_Aim:_
Give back the full listing, character for character, with no pictures.

[start of Information shown]

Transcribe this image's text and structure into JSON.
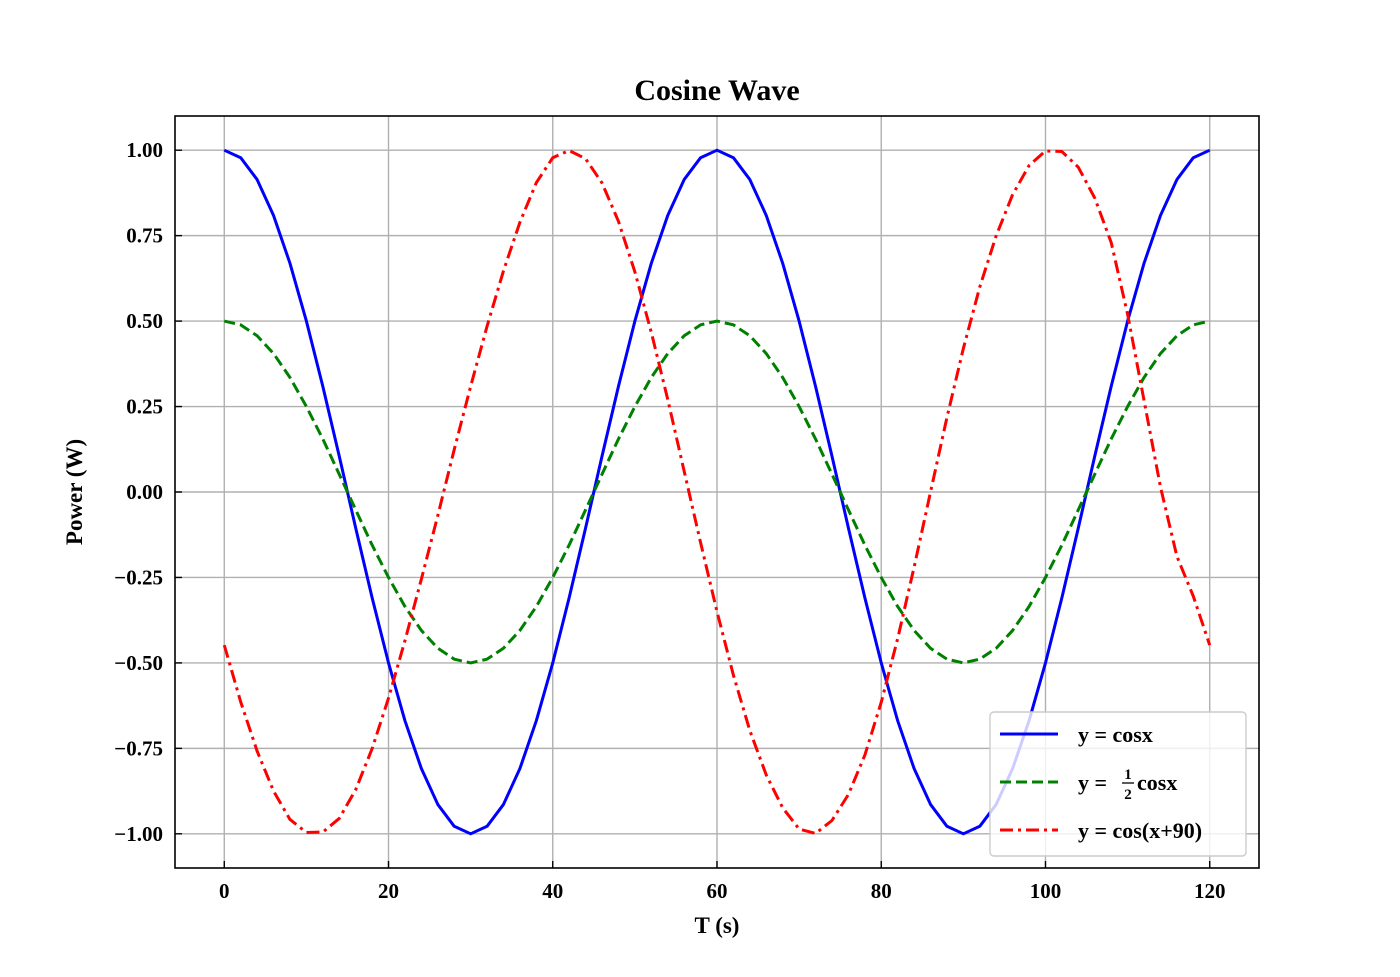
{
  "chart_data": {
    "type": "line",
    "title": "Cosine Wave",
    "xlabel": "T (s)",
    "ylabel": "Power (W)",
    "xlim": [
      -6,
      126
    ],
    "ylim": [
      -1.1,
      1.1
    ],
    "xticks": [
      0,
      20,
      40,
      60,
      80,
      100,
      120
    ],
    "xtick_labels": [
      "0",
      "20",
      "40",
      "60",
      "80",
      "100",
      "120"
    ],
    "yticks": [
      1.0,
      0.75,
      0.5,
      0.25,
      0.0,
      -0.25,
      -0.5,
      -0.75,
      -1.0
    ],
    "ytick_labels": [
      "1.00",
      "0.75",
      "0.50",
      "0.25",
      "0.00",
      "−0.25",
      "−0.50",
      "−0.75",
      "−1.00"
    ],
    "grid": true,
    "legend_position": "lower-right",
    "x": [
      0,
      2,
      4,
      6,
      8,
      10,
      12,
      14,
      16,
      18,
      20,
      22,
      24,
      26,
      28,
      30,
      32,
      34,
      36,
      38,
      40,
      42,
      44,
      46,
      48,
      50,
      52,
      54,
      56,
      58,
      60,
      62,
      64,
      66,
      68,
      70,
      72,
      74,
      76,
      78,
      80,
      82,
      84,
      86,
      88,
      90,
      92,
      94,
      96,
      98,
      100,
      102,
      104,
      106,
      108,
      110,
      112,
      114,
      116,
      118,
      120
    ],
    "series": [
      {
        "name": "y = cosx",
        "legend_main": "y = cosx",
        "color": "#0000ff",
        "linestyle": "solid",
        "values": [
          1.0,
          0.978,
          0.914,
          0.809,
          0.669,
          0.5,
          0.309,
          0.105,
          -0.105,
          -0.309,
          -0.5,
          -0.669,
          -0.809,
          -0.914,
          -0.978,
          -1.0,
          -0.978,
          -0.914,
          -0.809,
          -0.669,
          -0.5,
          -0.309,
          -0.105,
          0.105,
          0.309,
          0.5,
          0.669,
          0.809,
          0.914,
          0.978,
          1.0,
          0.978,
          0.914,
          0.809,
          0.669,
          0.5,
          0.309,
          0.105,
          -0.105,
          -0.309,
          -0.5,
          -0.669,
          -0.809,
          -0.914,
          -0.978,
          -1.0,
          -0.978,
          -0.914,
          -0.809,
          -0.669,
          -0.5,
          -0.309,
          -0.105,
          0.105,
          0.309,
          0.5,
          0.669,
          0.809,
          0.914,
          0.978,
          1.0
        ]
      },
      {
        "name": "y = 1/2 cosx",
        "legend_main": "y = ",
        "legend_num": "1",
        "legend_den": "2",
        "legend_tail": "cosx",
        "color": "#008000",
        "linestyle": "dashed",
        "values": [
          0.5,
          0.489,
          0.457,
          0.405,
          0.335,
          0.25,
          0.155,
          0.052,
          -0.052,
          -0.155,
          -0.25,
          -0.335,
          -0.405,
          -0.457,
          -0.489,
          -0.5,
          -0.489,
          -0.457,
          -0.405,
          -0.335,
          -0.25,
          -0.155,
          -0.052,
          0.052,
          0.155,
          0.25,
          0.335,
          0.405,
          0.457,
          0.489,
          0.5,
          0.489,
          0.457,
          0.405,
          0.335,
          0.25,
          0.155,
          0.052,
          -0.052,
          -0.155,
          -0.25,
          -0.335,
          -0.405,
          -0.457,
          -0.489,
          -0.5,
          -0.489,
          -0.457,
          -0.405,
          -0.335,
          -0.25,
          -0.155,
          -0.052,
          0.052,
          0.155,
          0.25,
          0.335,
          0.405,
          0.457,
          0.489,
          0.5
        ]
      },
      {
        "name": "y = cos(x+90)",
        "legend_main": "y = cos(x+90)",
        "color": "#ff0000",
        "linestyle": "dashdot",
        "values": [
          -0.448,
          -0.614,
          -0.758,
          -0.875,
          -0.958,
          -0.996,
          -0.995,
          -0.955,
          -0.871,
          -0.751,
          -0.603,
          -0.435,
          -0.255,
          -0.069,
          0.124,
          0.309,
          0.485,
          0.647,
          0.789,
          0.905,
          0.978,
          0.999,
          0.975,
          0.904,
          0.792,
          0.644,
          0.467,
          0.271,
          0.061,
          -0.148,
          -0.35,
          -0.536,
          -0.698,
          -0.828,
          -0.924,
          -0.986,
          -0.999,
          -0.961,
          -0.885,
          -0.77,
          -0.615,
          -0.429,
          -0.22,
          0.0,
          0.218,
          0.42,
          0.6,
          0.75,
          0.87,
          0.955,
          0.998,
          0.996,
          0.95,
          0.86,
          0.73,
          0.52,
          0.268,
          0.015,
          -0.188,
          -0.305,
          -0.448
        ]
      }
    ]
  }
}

[end of Information shown]

_Exercise output:_
Transcribe this image's text and structure into JSON.
{
  "chart_data": {
    "type": "line",
    "title": "Cosine Wave",
    "xlabel": "T (s)",
    "ylabel": "Power (W)",
    "xlim": [
      -6,
      126
    ],
    "ylim": [
      -1.1,
      1.1
    ],
    "xticks": [
      0,
      20,
      40,
      60,
      80,
      100,
      120
    ],
    "xtick_labels": [
      "0",
      "20",
      "40",
      "60",
      "80",
      "100",
      "120"
    ],
    "yticks": [
      1.0,
      0.75,
      0.5,
      0.25,
      0.0,
      -0.25,
      -0.5,
      -0.75,
      -1.0
    ],
    "ytick_labels": [
      "1.00",
      "0.75",
      "0.50",
      "0.25",
      "0.00",
      "−0.25",
      "−0.50",
      "−0.75",
      "−1.00"
    ],
    "grid": true,
    "legend_position": "lower-right",
    "x": [
      0,
      2,
      4,
      6,
      8,
      10,
      12,
      14,
      16,
      18,
      20,
      22,
      24,
      26,
      28,
      30,
      32,
      34,
      36,
      38,
      40,
      42,
      44,
      46,
      48,
      50,
      52,
      54,
      56,
      58,
      60,
      62,
      64,
      66,
      68,
      70,
      72,
      74,
      76,
      78,
      80,
      82,
      84,
      86,
      88,
      90,
      92,
      94,
      96,
      98,
      100,
      102,
      104,
      106,
      108,
      110,
      112,
      114,
      116,
      118,
      120
    ],
    "series": [
      {
        "name": "y = cosx",
        "legend_main": "y = cosx",
        "color": "#0000ff",
        "linestyle": "solid",
        "values": [
          1.0,
          0.978,
          0.914,
          0.809,
          0.669,
          0.5,
          0.309,
          0.105,
          -0.105,
          -0.309,
          -0.5,
          -0.669,
          -0.809,
          -0.914,
          -0.978,
          -1.0,
          -0.978,
          -0.914,
          -0.809,
          -0.669,
          -0.5,
          -0.309,
          -0.105,
          0.105,
          0.309,
          0.5,
          0.669,
          0.809,
          0.914,
          0.978,
          1.0,
          0.978,
          0.914,
          0.809,
          0.669,
          0.5,
          0.309,
          0.105,
          -0.105,
          -0.309,
          -0.5,
          -0.669,
          -0.809,
          -0.914,
          -0.978,
          -1.0,
          -0.978,
          -0.914,
          -0.809,
          -0.669,
          -0.5,
          -0.309,
          -0.105,
          0.105,
          0.309,
          0.5,
          0.669,
          0.809,
          0.914,
          0.978,
          1.0
        ]
      },
      {
        "name": "y = 1/2 cosx",
        "legend_main": "y = ",
        "legend_num": "1",
        "legend_den": "2",
        "legend_tail": "cosx",
        "color": "#008000",
        "linestyle": "dashed",
        "values": [
          0.5,
          0.489,
          0.457,
          0.405,
          0.335,
          0.25,
          0.155,
          0.052,
          -0.052,
          -0.155,
          -0.25,
          -0.335,
          -0.405,
          -0.457,
          -0.489,
          -0.5,
          -0.489,
          -0.457,
          -0.405,
          -0.335,
          -0.25,
          -0.155,
          -0.052,
          0.052,
          0.155,
          0.25,
          0.335,
          0.405,
          0.457,
          0.489,
          0.5,
          0.489,
          0.457,
          0.405,
          0.335,
          0.25,
          0.155,
          0.052,
          -0.052,
          -0.155,
          -0.25,
          -0.335,
          -0.405,
          -0.457,
          -0.489,
          -0.5,
          -0.489,
          -0.457,
          -0.405,
          -0.335,
          -0.25,
          -0.155,
          -0.052,
          0.052,
          0.155,
          0.25,
          0.335,
          0.405,
          0.457,
          0.489,
          0.5
        ]
      },
      {
        "name": "y = cos(x+90)",
        "legend_main": "y = cos(x+90)",
        "color": "#ff0000",
        "linestyle": "dashdot",
        "values": [
          -0.448,
          -0.614,
          -0.758,
          -0.875,
          -0.958,
          -0.996,
          -0.995,
          -0.955,
          -0.871,
          -0.751,
          -0.603,
          -0.435,
          -0.255,
          -0.069,
          0.124,
          0.309,
          0.485,
          0.647,
          0.789,
          0.905,
          0.978,
          0.999,
          0.975,
          0.904,
          0.792,
          0.644,
          0.467,
          0.271,
          0.061,
          -0.148,
          -0.35,
          -0.536,
          -0.698,
          -0.828,
          -0.924,
          -0.986,
          -0.999,
          -0.961,
          -0.885,
          -0.77,
          -0.615,
          -0.429,
          -0.22,
          0.0,
          0.218,
          0.42,
          0.6,
          0.75,
          0.87,
          0.955,
          0.998,
          0.996,
          0.95,
          0.86,
          0.73,
          0.52,
          0.268,
          0.015,
          -0.188,
          -0.305,
          -0.448
        ]
      }
    ]
  }
}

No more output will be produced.